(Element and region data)
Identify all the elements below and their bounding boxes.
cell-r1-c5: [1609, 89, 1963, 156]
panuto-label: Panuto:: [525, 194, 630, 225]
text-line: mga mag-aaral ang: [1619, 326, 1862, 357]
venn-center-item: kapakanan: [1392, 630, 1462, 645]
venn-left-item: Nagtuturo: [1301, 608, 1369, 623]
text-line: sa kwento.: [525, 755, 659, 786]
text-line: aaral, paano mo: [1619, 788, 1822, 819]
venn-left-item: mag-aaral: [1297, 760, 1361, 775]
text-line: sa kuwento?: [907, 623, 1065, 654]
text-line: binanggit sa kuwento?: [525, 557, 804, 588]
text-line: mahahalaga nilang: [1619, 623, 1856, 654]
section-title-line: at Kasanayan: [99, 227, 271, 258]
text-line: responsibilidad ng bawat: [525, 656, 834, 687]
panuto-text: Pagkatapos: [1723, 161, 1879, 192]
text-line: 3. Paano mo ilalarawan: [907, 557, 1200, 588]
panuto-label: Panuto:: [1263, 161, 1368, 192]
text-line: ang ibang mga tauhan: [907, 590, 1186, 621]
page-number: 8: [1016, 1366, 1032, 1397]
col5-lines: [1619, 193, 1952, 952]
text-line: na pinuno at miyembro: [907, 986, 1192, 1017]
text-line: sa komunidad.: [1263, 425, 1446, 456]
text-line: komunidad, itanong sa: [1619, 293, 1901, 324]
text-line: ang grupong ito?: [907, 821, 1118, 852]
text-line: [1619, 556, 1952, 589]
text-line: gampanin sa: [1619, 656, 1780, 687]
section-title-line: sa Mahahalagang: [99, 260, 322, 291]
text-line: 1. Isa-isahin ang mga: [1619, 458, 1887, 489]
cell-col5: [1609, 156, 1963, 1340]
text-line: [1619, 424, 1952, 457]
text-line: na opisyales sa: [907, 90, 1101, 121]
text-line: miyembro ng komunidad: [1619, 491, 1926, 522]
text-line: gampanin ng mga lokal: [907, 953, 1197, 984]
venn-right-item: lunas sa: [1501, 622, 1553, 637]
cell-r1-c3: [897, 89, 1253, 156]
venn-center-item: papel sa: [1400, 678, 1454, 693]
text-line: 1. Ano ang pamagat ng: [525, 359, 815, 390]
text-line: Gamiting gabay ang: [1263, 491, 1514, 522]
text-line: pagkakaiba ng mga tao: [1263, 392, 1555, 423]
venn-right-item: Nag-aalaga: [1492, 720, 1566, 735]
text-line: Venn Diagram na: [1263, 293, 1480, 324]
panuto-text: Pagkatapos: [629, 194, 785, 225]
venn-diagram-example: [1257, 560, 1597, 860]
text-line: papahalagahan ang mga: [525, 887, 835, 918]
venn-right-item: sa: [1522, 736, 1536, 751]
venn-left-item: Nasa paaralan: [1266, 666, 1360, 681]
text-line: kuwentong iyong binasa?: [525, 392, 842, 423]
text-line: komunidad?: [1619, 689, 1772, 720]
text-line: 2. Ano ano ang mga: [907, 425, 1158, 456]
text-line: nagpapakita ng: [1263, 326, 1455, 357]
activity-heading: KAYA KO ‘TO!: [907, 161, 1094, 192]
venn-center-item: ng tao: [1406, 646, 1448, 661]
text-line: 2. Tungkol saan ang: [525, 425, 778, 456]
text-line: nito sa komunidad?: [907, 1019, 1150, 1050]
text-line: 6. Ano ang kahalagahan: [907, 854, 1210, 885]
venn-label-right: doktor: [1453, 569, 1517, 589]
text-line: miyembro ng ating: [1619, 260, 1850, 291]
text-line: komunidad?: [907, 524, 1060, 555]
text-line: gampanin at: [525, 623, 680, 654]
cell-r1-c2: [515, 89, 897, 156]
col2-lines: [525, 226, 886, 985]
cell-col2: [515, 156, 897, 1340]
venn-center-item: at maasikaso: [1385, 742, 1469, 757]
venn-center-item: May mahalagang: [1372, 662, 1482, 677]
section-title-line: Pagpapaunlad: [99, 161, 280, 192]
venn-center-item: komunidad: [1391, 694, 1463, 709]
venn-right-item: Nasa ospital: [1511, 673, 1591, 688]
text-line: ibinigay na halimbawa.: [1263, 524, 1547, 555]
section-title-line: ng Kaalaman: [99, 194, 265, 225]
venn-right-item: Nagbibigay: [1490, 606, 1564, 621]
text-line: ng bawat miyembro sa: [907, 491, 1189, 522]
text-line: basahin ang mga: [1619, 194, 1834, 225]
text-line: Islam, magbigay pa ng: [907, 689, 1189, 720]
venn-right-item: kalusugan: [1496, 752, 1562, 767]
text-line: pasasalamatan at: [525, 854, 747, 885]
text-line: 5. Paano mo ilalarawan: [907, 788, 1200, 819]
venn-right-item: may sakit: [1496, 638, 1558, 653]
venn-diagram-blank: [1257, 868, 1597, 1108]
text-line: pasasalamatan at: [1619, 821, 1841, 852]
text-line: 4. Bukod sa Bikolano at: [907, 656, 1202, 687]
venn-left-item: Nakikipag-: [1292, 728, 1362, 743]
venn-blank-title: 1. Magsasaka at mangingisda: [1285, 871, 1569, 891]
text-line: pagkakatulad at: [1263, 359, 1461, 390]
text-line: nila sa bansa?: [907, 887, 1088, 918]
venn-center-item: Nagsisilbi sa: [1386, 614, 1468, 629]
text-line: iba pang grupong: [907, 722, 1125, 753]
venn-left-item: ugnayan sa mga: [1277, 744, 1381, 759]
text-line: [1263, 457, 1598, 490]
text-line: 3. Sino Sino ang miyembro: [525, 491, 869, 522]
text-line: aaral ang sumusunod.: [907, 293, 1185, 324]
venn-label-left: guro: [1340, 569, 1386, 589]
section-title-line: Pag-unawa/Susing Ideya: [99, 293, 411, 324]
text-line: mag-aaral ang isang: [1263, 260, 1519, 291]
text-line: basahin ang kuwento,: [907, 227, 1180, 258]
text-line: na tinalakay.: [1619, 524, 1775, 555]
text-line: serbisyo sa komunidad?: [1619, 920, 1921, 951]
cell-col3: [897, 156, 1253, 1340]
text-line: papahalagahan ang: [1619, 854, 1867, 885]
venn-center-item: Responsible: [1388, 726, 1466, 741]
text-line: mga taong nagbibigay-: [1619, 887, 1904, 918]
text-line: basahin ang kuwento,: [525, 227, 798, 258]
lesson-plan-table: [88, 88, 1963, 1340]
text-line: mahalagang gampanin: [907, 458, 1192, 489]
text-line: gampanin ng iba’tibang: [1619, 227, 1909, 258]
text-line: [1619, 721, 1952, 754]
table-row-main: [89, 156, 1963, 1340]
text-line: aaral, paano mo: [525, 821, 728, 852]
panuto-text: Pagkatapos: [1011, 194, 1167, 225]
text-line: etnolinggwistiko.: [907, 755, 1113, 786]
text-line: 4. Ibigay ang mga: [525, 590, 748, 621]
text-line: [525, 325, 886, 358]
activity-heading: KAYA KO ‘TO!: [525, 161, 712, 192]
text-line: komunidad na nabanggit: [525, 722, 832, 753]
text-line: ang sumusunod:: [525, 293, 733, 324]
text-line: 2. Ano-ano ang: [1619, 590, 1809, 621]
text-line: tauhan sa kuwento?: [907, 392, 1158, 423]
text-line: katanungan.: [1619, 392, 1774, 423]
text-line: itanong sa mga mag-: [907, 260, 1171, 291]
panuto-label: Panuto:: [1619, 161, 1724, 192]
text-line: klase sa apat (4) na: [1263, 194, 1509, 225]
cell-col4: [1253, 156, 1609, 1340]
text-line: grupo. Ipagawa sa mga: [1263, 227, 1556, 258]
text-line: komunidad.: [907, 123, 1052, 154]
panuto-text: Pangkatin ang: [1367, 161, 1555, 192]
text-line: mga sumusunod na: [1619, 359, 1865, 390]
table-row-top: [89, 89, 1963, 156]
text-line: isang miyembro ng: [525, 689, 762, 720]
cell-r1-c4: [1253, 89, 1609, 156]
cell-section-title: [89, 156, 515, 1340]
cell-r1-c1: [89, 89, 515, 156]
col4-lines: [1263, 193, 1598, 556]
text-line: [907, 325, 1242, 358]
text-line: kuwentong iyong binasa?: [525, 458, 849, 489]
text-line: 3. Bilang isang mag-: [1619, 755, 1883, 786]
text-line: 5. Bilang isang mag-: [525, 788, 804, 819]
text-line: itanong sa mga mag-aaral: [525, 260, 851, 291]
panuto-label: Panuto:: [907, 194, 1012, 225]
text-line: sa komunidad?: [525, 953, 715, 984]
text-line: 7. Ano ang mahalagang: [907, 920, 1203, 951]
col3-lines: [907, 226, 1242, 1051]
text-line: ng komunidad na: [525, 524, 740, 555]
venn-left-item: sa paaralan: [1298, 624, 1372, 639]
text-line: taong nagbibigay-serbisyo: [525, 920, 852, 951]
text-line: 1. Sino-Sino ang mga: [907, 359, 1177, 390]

> EXERCISE INSTRUCTIONS:
How many lines in the entries above contain the string "KAYA", with uppercase and lowercase counted as different? Reply with only the number.

> EXERCISE RESULT:
2